Provided passage =>
# Wanting to relocate from UK to Singapore



## Rudds123 (Jan 6, 2013)

I have recently completed a Graduate Diploma in Quantity Surveying in the UK and am looking to relocate to Singapore with my wife and 8 month old son (I am 31 and my wife is 27). 

I have approx 2+ years of experience working as a Quantity Surveyor in England and am working towards my professional qualification with Royal Institute of Chartered Surveyors.

I am currently working on a large public sector project on a 12 month contract which ends in July 2013 and we are looking to relocate to Singapore around this time. I have made contact with various companies operating in Singapore but have had very little response so far.

Does anyone have any advice or contacts that may help us with our plans? My wife is a qualified English teacher but we are ideally planning for her not to work so that she can look after our son.

I have seen it mentioned in other threads that I would physically need to be in Singapore in order to have any chance of being offered a job, which could be a possibility if we thought it was worth it.

The other factor that may make a difference is that my Father has lived and worked in Singapore for the past 20 years and is a Permanent Resident. Therefore if I did need to travel to Singapore in order to make decent contact with employers/agencies, I would have somewhere to stay short term and a Singapore correspondence address.

Any thoughts or advice would be greatly appreciated.


----------



## CatExpat (Dec 9, 2012)

Given problem =>
Please pick up the forum thread above about relocating from the UK to Singapore and continue it from its last line.

Raw data =>
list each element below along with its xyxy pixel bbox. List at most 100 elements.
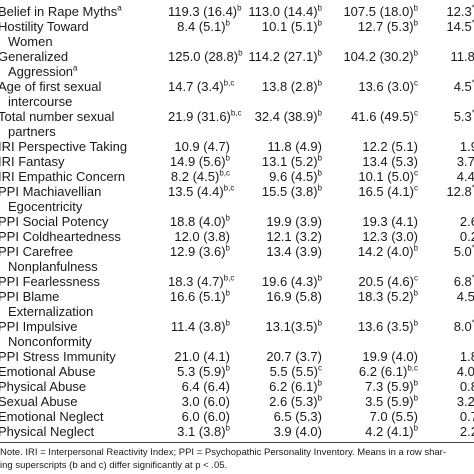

Task result =>
You're right - it is easier if you are physically here. But if you're doing a search from overseas, I'd suggest the following:
1. If you can get it, a transfer with your current company can be a good entry point
2. Using LinkedIn will help if you have a good contact base.
3. If you're contacting organisations directly, speak to them on the phone rather than emailing a resume. Speak with someone who is in a position to make decisions about hiring for your type of role, then send your resume then call a few days later to make sure they've received it.

Also, the job market in Singapore is a bit quiet over Christmas and will be quiet again around CHinese New Year on 10 Feb. You'd have a better chance from 17 Feb onwards.

It's good that your dad is here, and Singapore is also great for early childhood activities which your little one might like. Good luck finding work!


----------



## simonsays (Feb 11, 2009)

Rudds123 said:


> ...


my 2 cents - A good place to start, with less hassle, is to approach the likes of Foster Wheeler UK, McDermott International UK, Worley Parsons .. and the like, who can depute you to the Singapore office, giving you a one-up ..


----------



## lorgnette (Dec 19, 2010)

_The other factor that may make a difference is that my Father has lived and worked in Singapore for the past 20 years and is a Permanent Resident. I would have somewhere to stay short term and a Singapore correspondence address._

Consider job finding as a project (and a life changing event). Advisable to use every advantage you have as competitive edge to expats and locals already on the island looking for jobs so always plan effectively to reduce project risks.

1. Create a yahoo.com.sg address
2. Purchase a skypein credit. Choose a Singapore or Malaysia local number in case recruiters wish to contact you. When you receive a call for interview, simply mention a convenient date to meet in Singapore (if you are committed) or arrange fpor a televid-conferencing (if you have a place with facilities).
3. Add 1, 2 and your Dad's post code/address as contacts on your resume

4. Step 1-3 will give you a good heads-up.
5. Note that recruiters and HR usually have a low budget. With a suitable applicant in a right fit situation they might still put him on backburner, to sve cents to make an overseas call for prelim interview.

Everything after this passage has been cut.